On Wed, May 4, 2011 at 3:56 AM, Bart Schaefer <schaefer@xxxxxxxxxxxxxxxx> wrote:
> On May 3,  8:36pm, Felipe Contreras wrote:
> } Subject: Re: zle messes up 'words' variable?
> }
> } On Tue, May 3, 2011 at 5:39 PM, Bart Schaefer <schaefer@xxxxxxxxxxxxxxxx> wrote:
> } >    change the current values of these parameters. Any existing values
> } >    will be hidden during execution of completion widgets; EXCEPT FOR
> } >    COMPSTATE, THE PARAMETERS ARE RESET ON EACH FUNCTION EXIT (INCLUDING
> } >    NESTED FUNCTION CALLS FROM WITHIN THE COMPLETION WIDGET) to the
> } >    values they had when the function was entered.
> } >
> } > In other words, these variable are always local in all scopes, unless
> } > they are explicitly declared otherwise (which in this case requires
> } > the use of typeset -h).  That's part of their special-ness, and is one
> } > of the things I assert is extremely unlikely to change.
> }
> } Except that 'words' is not really acting as local, and 'local' should
> } be considered 'declared otherwise'. That's part of the weirdness.
>
> "local" without -h has never changed the special properties of a zsh
> variable.  It would be "weird" in a large number of other cases if it
> were to be "fixed" for this case.
>
> } +typeset -h words
> }  complete -F _foo foo
>
> No, that's making words non-special at the wrong scope; it may work
> for your example because _foo never attempts to examine the special
> value of $words, but in practice you can't create a useful completion
> function without some reference to that special value.
>
> (However, I think it still fails for your example, because the
> typeset at global scope will be supplanted by the special local at
> completion scope.  You have to wait until the local scope exists
> before you can hide it with "typeset -h".)

• **Requests**:
• a. List every time of day that appears in the attribution lines of the mailing-list excerpt.
• b. Reproduce the mailing-list excerpt word for word. Begin at the words "On Wed, May" and stop after "function was entered.".

• **Provided material**:
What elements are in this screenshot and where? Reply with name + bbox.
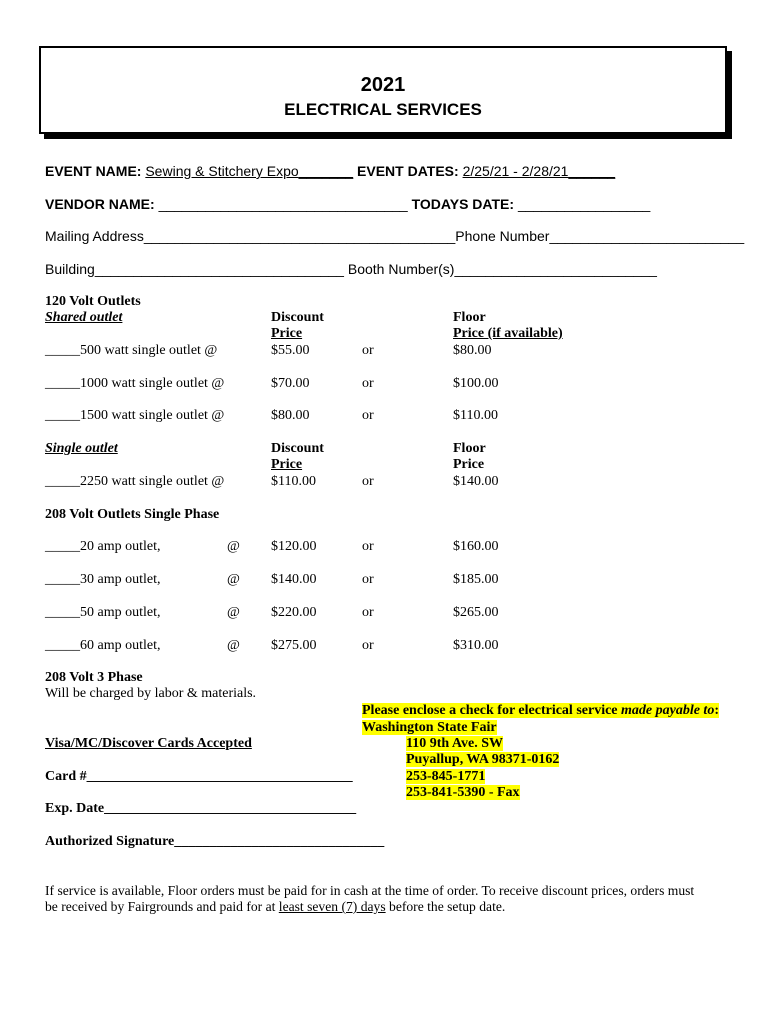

• **Response list**:
• a.
3:56 AM
8:36pm
5:39 PM

• b.
On Wed, May 4, 2011 at 3:56 AM, Bart Schaefer <schaefer@xxxxxxxxxxxxxxxx> wrote:
> On May 3,  8:36pm, Felipe Contreras wrote:
> } Subject: Re: zle messes up 'words' variable?
> }
> } On Tue, May 3, 2011 at 5:39 PM, Bart Schaefer <schaefer@xxxxxxxxxxxxxxxx> wrote:
> } >    change the current values of these parameters. Any existing values
> } >    will be hidden during execution of completion widgets; EXCEPT FOR
> } >    COMPSTATE, THE PARAMETERS ARE RESET ON EACH FUNCTION EXIT (INCLUDING
> } >    NESTED FUNCTION CALLS FROM WITHIN THE COMPLETION WIDGET) to the
> } >    values they had when the function was entered.